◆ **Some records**
**********
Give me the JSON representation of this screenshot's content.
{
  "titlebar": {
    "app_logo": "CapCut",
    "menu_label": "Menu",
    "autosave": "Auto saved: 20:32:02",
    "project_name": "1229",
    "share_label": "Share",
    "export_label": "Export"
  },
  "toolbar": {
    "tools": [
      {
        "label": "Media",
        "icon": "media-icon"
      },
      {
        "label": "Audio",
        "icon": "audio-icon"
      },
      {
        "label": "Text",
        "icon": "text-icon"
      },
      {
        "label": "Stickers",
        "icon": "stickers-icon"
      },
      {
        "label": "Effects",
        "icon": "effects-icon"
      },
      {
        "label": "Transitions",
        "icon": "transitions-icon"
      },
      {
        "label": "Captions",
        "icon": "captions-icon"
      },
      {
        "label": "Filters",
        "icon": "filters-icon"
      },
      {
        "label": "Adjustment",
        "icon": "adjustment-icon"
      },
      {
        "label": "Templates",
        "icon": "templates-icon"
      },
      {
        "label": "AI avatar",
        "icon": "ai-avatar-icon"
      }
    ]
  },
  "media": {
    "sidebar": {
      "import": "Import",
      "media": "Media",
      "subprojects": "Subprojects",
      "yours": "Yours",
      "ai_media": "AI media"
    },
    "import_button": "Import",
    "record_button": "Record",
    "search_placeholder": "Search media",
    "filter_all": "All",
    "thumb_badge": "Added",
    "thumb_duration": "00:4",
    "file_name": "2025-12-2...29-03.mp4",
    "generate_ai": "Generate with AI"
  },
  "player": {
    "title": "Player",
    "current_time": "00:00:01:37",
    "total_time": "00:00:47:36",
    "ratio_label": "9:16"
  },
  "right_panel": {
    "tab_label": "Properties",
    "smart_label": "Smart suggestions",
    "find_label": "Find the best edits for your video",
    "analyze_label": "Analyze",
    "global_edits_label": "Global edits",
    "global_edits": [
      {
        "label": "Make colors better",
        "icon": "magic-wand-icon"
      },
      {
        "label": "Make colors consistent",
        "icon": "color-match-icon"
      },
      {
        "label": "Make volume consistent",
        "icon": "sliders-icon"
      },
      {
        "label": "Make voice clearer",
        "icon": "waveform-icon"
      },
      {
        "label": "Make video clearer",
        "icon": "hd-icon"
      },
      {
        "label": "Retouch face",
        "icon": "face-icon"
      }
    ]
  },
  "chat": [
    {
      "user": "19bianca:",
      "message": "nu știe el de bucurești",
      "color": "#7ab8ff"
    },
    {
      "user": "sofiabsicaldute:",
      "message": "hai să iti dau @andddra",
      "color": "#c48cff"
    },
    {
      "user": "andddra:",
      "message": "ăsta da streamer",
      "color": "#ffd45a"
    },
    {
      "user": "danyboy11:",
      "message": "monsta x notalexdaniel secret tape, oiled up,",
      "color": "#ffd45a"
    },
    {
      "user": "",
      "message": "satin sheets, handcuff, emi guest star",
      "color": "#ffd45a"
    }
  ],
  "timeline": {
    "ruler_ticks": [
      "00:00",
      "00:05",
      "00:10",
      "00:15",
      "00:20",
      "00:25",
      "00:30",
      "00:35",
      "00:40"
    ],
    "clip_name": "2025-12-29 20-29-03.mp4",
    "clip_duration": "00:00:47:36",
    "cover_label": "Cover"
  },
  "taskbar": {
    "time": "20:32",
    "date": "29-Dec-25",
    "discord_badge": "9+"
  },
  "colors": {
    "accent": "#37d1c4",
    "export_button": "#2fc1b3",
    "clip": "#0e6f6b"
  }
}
**********
◆ **Work instructions**
Which lines hold the word "consistent"? Copy every one of them.

◆ **Completed task**
        "label": "Make colors consistent",
        "label": "Make volume consistent",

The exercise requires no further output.